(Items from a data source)

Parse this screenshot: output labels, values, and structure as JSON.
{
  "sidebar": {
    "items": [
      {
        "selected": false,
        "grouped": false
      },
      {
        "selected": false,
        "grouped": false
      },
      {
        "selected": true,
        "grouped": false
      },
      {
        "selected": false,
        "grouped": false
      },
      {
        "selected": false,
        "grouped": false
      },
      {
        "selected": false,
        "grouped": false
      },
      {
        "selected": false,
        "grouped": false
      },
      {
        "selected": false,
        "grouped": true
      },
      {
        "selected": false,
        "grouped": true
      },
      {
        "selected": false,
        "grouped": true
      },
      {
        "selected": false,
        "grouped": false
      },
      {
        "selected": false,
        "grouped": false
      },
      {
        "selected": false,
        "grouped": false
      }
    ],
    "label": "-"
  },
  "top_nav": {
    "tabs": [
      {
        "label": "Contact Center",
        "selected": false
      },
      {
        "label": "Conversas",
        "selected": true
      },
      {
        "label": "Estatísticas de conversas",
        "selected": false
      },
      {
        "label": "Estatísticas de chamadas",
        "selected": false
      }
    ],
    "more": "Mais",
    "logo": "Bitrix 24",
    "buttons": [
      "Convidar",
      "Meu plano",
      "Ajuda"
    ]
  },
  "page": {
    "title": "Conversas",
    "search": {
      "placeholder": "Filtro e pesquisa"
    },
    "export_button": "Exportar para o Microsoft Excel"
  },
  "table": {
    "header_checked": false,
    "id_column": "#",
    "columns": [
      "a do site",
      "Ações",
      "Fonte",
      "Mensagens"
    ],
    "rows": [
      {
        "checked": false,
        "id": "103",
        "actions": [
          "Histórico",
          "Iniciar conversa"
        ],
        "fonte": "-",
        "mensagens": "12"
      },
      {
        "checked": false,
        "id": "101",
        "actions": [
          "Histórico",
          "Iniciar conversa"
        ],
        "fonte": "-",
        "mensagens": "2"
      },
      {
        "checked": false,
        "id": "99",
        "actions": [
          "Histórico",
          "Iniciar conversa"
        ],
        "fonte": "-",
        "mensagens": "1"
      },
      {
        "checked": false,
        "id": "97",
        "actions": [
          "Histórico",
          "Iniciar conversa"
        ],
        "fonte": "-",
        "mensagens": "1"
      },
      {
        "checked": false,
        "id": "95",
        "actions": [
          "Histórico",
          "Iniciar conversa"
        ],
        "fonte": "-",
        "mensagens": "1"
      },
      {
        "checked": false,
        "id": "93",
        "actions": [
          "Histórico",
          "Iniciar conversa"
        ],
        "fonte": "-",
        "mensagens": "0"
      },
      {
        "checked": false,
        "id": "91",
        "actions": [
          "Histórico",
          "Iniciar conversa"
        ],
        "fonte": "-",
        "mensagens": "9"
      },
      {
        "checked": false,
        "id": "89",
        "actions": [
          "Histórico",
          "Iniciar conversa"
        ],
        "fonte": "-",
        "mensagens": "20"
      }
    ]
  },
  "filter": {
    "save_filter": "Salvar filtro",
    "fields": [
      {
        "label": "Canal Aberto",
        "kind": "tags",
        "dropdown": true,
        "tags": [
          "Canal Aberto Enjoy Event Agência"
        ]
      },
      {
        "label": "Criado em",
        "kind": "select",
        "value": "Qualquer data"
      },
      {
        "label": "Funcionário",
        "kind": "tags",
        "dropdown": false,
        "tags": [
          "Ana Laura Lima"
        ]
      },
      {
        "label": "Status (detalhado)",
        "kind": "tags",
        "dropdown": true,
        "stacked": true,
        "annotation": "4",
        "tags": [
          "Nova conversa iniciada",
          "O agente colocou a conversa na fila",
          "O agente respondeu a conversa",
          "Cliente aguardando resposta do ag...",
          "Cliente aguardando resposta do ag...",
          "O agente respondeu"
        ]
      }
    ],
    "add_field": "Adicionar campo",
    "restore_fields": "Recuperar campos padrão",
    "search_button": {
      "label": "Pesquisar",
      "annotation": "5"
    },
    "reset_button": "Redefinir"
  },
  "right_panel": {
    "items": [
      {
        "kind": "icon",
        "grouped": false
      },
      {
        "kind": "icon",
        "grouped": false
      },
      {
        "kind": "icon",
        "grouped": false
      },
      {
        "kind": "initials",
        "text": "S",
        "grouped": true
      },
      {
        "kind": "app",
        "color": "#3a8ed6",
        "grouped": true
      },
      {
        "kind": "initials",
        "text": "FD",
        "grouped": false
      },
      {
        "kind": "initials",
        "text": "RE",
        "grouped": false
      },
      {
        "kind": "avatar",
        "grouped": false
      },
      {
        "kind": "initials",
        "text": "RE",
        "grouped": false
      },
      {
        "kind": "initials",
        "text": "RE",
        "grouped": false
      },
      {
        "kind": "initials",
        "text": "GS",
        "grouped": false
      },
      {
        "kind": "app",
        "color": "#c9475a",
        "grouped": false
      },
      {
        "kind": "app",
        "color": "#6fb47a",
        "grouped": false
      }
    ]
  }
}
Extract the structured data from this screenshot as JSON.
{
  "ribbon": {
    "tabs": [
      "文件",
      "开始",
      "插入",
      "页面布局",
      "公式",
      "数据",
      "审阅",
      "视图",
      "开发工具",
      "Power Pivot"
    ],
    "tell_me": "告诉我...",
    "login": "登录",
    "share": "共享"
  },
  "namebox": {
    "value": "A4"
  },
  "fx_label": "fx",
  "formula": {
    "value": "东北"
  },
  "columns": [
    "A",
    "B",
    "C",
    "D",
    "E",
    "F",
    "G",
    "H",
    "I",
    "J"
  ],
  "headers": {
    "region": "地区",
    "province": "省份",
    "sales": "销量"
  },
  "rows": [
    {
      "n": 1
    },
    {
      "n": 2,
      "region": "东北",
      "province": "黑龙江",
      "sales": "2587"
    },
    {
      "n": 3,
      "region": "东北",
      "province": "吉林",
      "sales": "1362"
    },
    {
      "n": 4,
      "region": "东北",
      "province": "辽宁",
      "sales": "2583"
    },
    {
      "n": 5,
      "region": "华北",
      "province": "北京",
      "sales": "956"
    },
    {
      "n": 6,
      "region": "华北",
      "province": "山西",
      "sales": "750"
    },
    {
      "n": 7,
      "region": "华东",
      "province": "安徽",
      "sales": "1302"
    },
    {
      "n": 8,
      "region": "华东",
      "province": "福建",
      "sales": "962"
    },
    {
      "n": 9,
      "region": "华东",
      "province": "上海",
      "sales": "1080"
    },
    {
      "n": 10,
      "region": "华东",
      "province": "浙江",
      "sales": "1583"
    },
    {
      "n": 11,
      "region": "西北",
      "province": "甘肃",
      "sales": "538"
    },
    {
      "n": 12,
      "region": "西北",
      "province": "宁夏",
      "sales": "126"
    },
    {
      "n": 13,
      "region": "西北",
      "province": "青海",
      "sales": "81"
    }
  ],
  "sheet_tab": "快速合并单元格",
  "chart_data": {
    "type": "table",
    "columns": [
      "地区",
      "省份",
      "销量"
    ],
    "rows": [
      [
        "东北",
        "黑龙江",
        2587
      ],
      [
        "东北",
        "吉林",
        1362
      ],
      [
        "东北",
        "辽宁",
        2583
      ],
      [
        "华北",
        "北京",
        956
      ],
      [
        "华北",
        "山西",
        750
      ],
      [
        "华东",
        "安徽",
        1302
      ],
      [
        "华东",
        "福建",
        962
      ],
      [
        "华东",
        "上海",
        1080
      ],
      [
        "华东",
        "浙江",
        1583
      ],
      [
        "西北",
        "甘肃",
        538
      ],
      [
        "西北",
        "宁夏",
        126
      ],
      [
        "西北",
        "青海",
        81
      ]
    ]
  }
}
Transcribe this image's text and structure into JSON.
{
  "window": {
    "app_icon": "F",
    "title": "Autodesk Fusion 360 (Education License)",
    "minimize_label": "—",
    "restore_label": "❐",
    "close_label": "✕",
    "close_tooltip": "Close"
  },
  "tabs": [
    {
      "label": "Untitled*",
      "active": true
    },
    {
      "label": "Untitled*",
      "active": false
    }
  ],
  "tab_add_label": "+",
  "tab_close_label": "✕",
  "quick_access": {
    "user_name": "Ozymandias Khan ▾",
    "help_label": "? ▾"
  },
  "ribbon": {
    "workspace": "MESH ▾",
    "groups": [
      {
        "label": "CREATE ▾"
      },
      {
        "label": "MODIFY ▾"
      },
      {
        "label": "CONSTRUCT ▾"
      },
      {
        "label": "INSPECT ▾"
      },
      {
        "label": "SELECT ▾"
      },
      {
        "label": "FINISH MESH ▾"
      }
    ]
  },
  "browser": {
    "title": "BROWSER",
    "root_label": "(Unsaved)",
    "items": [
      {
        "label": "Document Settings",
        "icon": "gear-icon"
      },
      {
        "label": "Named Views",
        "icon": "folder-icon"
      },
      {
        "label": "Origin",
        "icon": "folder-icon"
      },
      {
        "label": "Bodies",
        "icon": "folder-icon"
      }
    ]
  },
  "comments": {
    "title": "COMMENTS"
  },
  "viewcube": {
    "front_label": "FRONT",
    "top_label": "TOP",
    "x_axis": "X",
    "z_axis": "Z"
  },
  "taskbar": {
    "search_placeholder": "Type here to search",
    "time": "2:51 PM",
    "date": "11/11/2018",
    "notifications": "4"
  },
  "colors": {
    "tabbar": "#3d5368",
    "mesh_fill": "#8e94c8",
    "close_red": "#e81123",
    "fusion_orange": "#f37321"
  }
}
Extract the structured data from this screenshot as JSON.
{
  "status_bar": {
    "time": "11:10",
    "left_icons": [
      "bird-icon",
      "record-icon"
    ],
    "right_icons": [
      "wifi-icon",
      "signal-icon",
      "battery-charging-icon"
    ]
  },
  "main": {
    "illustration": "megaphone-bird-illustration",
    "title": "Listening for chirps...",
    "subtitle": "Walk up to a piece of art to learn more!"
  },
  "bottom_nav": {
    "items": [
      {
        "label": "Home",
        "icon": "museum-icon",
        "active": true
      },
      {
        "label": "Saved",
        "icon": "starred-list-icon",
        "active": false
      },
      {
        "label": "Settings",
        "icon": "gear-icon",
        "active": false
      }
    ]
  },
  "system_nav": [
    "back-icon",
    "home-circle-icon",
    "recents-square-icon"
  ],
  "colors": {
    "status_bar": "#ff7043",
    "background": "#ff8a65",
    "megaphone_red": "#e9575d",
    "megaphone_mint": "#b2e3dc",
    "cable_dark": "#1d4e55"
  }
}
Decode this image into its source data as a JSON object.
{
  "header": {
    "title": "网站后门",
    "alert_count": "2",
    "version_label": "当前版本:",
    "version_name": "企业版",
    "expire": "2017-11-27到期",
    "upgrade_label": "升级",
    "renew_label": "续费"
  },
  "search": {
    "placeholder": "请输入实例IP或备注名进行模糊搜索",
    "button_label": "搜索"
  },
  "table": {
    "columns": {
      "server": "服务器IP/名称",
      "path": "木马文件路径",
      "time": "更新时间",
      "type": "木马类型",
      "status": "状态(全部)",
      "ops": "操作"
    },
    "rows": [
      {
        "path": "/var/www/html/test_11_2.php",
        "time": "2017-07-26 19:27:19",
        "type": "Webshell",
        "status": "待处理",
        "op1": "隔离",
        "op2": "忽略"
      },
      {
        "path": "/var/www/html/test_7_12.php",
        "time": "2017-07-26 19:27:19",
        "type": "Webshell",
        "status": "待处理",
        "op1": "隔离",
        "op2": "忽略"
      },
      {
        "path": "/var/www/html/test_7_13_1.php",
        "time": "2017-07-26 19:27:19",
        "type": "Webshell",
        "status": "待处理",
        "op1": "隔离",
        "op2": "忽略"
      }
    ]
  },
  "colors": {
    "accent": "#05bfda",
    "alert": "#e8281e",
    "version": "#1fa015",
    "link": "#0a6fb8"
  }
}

Task description: In the entries above, find every line with the word "Canal" and list it.

Exercise answer:
        "label": "Canal Aberto",
          "Canal Aberto Enjoy Event Agência"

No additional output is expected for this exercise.